_Task input_
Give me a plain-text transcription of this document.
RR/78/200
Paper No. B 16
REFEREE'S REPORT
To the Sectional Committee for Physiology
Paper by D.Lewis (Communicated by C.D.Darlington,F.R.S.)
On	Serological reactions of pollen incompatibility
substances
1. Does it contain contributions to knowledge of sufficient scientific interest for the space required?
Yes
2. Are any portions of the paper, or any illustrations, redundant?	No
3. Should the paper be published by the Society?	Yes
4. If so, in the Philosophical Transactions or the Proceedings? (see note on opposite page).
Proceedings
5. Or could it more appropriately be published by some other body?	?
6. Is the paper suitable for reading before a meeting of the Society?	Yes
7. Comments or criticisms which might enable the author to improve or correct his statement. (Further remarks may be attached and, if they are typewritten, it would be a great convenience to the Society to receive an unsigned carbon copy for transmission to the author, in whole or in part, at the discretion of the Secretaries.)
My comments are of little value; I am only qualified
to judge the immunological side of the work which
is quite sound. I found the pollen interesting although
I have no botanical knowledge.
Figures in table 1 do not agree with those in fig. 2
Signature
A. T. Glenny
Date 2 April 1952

--

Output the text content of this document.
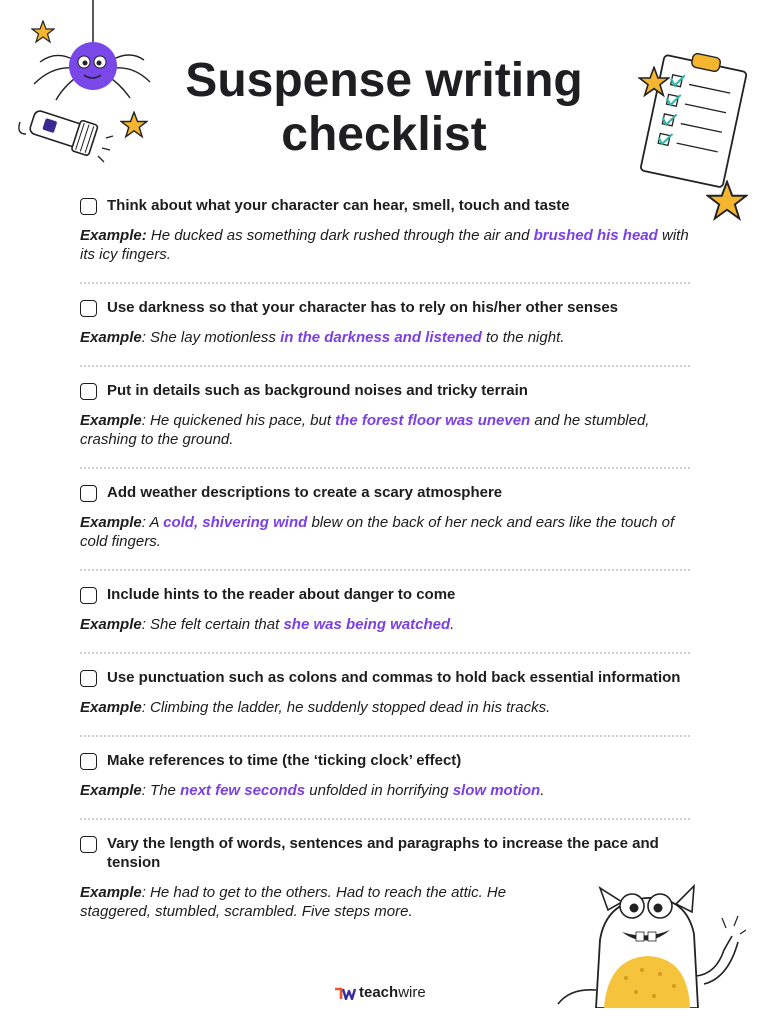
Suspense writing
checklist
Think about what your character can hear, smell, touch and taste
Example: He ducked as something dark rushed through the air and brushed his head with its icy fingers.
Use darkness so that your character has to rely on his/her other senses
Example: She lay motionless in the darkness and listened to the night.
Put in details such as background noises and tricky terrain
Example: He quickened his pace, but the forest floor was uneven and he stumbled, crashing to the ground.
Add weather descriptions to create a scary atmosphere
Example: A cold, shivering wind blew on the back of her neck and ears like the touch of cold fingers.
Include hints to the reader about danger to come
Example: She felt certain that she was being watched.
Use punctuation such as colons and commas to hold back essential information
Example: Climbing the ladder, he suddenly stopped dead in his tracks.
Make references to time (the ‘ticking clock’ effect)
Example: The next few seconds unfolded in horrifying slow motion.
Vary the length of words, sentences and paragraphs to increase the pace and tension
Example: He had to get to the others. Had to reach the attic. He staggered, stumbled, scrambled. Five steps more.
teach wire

==

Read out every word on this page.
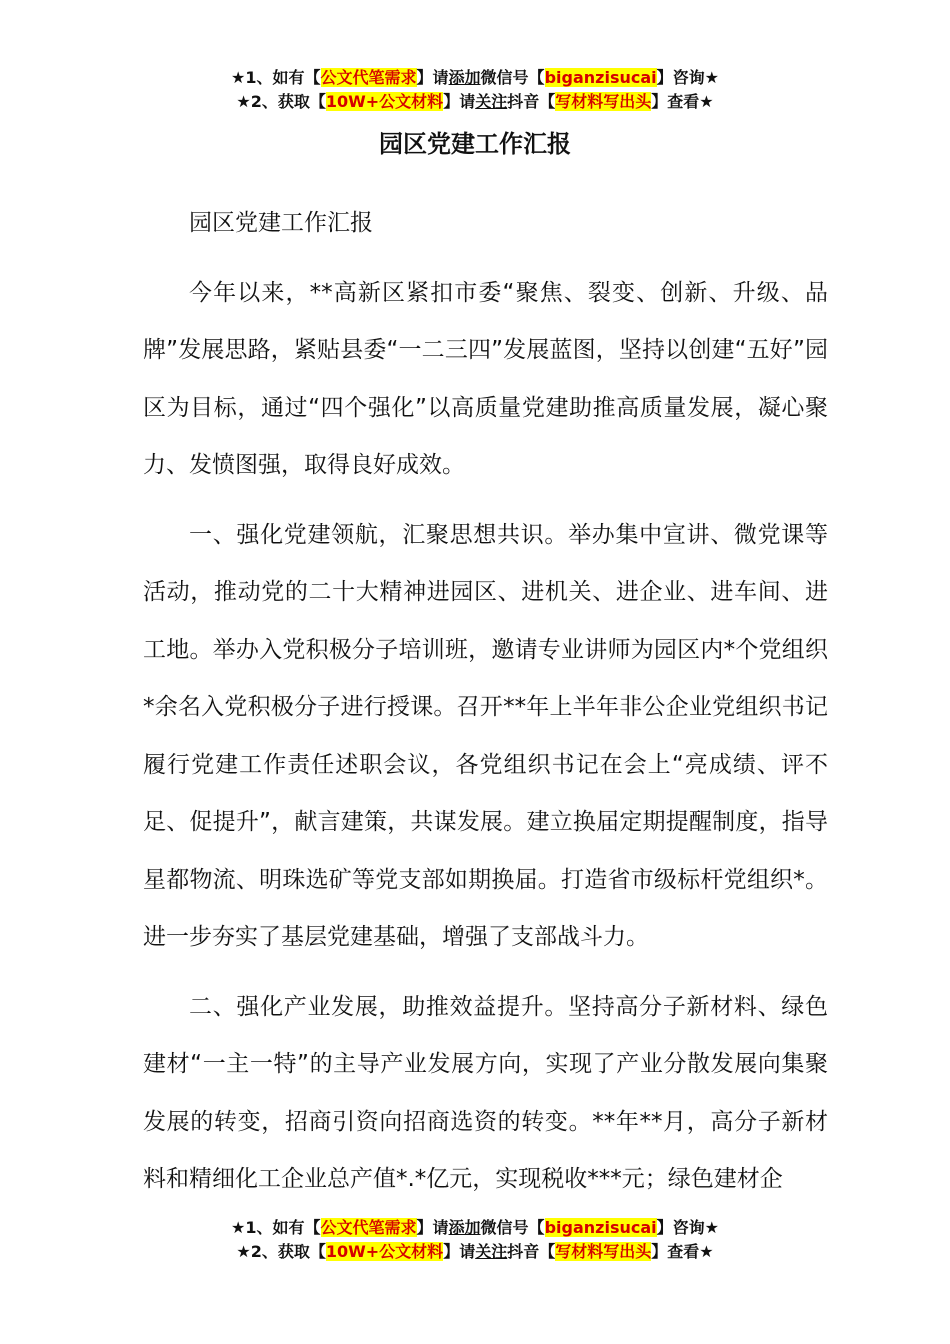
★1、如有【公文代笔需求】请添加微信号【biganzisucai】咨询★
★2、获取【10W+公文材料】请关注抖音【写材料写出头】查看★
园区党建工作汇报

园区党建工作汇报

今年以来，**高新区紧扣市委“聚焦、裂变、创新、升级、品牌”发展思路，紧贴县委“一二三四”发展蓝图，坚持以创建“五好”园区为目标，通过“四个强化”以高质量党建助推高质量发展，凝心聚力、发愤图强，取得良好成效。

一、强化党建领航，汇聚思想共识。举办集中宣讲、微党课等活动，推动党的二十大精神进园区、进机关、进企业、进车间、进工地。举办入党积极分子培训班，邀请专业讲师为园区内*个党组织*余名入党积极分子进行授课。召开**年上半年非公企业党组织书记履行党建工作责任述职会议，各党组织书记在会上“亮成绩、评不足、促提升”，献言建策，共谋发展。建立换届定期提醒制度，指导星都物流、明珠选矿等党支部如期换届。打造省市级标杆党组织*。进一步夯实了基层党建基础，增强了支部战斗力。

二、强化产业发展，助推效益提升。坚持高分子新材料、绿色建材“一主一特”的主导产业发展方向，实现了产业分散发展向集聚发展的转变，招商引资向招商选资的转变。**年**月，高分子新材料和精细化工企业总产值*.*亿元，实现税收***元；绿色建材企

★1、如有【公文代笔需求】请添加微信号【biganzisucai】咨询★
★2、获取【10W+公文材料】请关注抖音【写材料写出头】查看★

_Task details_
Copy, from the material, each line that holds the string "character".

_Solution to this task_
Think about what your character can hear, smell, touch and taste
Use darkness so that your character has to rely on his/her other senses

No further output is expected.